* Data shown *
= = = = =

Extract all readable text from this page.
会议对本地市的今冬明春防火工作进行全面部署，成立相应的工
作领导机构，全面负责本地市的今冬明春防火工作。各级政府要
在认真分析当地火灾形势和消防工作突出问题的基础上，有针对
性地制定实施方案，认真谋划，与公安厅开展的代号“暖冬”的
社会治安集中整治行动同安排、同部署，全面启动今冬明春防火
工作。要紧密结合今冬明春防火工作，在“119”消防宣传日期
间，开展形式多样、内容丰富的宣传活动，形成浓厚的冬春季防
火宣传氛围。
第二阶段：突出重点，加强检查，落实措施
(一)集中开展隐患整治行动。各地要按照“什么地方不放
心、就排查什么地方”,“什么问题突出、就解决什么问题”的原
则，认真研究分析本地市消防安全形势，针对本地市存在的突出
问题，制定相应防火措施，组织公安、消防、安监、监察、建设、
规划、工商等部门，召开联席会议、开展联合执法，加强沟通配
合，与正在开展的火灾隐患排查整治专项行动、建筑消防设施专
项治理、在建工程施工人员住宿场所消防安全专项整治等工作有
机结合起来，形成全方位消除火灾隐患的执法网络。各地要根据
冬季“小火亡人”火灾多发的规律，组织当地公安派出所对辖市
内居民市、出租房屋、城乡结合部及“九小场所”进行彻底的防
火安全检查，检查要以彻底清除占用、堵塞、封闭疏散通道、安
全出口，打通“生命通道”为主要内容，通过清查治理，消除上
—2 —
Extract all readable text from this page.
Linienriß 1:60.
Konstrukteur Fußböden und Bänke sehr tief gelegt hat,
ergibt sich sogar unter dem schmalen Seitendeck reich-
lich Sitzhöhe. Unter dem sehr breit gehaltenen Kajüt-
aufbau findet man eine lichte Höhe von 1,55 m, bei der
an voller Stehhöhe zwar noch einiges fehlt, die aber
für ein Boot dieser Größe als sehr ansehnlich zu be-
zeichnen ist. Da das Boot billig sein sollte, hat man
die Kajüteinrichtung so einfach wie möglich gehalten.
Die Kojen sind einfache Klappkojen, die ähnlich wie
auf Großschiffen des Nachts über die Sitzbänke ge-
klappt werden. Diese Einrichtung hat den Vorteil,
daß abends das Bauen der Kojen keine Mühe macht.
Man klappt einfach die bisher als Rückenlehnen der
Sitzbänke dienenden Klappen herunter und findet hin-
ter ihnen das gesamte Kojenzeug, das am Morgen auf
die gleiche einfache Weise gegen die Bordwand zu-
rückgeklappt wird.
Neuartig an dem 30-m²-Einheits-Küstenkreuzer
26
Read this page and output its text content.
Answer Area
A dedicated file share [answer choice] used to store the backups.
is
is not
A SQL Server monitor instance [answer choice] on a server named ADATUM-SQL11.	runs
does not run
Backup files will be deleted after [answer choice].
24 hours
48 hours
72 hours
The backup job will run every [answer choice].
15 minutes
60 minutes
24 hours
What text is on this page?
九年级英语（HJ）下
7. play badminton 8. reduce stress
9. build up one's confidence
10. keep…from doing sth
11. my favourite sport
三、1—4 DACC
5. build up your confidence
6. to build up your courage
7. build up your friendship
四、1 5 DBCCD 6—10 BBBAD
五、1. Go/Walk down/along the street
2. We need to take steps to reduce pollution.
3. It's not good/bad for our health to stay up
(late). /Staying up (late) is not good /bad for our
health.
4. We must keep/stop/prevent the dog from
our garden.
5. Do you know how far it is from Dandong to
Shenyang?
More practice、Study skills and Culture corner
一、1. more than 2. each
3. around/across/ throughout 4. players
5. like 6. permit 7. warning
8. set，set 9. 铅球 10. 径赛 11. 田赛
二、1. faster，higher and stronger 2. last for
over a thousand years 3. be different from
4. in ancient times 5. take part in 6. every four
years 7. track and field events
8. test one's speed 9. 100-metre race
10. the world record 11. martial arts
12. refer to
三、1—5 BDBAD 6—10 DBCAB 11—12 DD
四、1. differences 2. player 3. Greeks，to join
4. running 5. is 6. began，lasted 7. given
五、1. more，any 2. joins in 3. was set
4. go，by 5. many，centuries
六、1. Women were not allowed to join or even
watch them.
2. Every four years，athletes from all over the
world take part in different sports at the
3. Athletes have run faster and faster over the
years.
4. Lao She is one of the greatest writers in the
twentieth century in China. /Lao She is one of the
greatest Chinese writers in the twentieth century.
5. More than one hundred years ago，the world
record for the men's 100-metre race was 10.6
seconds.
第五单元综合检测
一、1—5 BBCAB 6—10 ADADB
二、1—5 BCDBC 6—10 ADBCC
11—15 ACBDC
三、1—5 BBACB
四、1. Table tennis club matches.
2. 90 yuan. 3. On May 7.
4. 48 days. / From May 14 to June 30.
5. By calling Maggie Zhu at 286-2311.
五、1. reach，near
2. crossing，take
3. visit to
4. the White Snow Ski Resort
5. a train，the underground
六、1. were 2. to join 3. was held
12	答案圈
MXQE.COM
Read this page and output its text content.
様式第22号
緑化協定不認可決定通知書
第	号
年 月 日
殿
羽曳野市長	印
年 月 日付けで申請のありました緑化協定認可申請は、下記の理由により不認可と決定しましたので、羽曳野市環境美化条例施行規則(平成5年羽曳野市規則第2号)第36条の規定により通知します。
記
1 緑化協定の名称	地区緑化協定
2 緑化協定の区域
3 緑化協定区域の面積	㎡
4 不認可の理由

= = = = =

* Stated exercise *
Output the records above in their entirety, exactly.

* Exercise answer *
Extract all readable text from this page.
会议对本地市的今冬明春防火工作进行全面部署，成立相应的工
作领导机构，全面负责本地市的今冬明春防火工作。各级政府要
在认真分析当地火灾形势和消防工作突出问题的基础上，有针对
性地制定实施方案，认真谋划，与公安厅开展的代号“暖冬”的
社会治安集中整治行动同安排、同部署，全面启动今冬明春防火
工作。要紧密结合今冬明春防火工作，在“119”消防宣传日期
间，开展形式多样、内容丰富的宣传活动，形成浓厚的冬春季防
火宣传氛围。
第二阶段：突出重点，加强检查，落实措施
(一)集中开展隐患整治行动。各地要按照“什么地方不放
心、就排查什么地方”,“什么问题突出、就解决什么问题”的原
则，认真研究分析本地市消防安全形势，针对本地市存在的突出
问题，制定相应防火措施，组织公安、消防、安监、监察、建设、
规划、工商等部门，召开联席会议、开展联合执法，加强沟通配
合，与正在开展的火灾隐患排查整治专项行动、建筑消防设施专
项治理、在建工程施工人员住宿场所消防安全专项整治等工作有
机结合起来，形成全方位消除火灾隐患的执法网络。各地要根据
冬季“小火亡人”火灾多发的规律，组织当地公安派出所对辖市
内居民市、出租房屋、城乡结合部及“九小场所”进行彻底的防
火安全检查，检查要以彻底清除占用、堵塞、封闭疏散通道、安
全出口，打通“生命通道”为主要内容，通过清查治理，消除上
—2 —
Extract all readable text from this page.
Linienriß 1:60.
Konstrukteur Fußböden und Bänke sehr tief gelegt hat,
ergibt sich sogar unter dem schmalen Seitendeck reich-
lich Sitzhöhe. Unter dem sehr breit gehaltenen Kajüt-
aufbau findet man eine lichte Höhe von 1,55 m, bei der
an voller Stehhöhe zwar noch einiges fehlt, die aber
für ein Boot dieser Größe als sehr ansehnlich zu be-
zeichnen ist. Da das Boot billig sein sollte, hat man
die Kajüteinrichtung so einfach wie möglich gehalten.
Die Kojen sind einfache Klappkojen, die ähnlich wie
auf Großschiffen des Nachts über die Sitzbänke ge-
klappt werden. Diese Einrichtung hat den Vorteil,
daß abends das Bauen der Kojen keine Mühe macht.
Man klappt einfach die bisher als Rückenlehnen der
Sitzbänke dienenden Klappen herunter und findet hin-
ter ihnen das gesamte Kojenzeug, das am Morgen auf
die gleiche einfache Weise gegen die Bordwand zu-
rückgeklappt wird.
Neuartig an dem 30-m²-Einheits-Küstenkreuzer
26
Read this page and output its text content.
Answer Area
A dedicated file share [answer choice] used to store the backups.
is
is not
A SQL Server monitor instance [answer choice] on a server named ADATUM-SQL11.	runs
does not run
Backup files will be deleted after [answer choice].
24 hours
48 hours
72 hours
The backup job will run every [answer choice].
15 minutes
60 minutes
24 hours
What text is on this page?
九年级英语（HJ）下
7. play badminton 8. reduce stress
9. build up one's confidence
10. keep…from doing sth
11. my favourite sport
三、1—4 DACC
5. build up your confidence
6. to build up your courage
7. build up your friendship
四、1 5 DBCCD 6—10 BBBAD
五、1. Go/Walk down/along the street
2. We need to take steps to reduce pollution.
3. It's not good/bad for our health to stay up
(late). /Staying up (late) is not good /bad for our
health.
4. We must keep/stop/prevent the dog from
our garden.
5. Do you know how far it is from Dandong to
Shenyang?
More practice、Study skills and Culture corner
一、1. more than 2. each
3. around/across/ throughout 4. players
5. like 6. permit 7. warning
8. set，set 9. 铅球 10. 径赛 11. 田赛
二、1. faster，higher and stronger 2. last for
over a thousand years 3. be different from
4. in ancient times 5. take part in 6. every four
years 7. track and field events
8. test one's speed 9. 100-metre race
10. the world record 11. martial arts
12. refer to
三、1—5 BDBAD 6—10 DBCAB 11—12 DD
四、1. differences 2. player 3. Greeks，to join
4. running 5. is 6. began，lasted 7. given
五、1. more，any 2. joins in 3. was set
4. go，by 5. many，centuries
六、1. Women were not allowed to join or even
watch them.
2. Every four years，athletes from all over the
world take part in different sports at the
3. Athletes have run faster and faster over the
years.
4. Lao She is one of the greatest writers in the
twentieth century in China. /Lao She is one of the
greatest Chinese writers in the twentieth century.
5. More than one hundred years ago，the world
record for the men's 100-metre race was 10.6
seconds.
第五单元综合检测
一、1—5 BBCAB 6—10 ADADB
二、1—5 BCDBC 6—10 ADBCC
11—15 ACBDC
三、1—5 BBACB
四、1. Table tennis club matches.
2. 90 yuan. 3. On May 7.
4. 48 days. / From May 14 to June 30.
5. By calling Maggie Zhu at 286-2311.
五、1. reach，near
2. crossing，take
3. visit to
4. the White Snow Ski Resort
5. a train，the underground
六、1. were 2. to join 3. was held
12	答案圈
MXQE.COM
Read this page and output its text content.
様式第22号
緑化協定不認可決定通知書
第	号
年 月 日
殿
羽曳野市長	印
年 月 日付けで申請のありました緑化協定認可申請は、下記の理由により不認可と決定しましたので、羽曳野市環境美化条例施行規則(平成5年羽曳野市規則第2号)第36条の規定により通知します。
記
1 緑化協定の名称	地区緑化協定
2 緑化協定の区域
3 緑化協定区域の面積	㎡
4 不認可の理由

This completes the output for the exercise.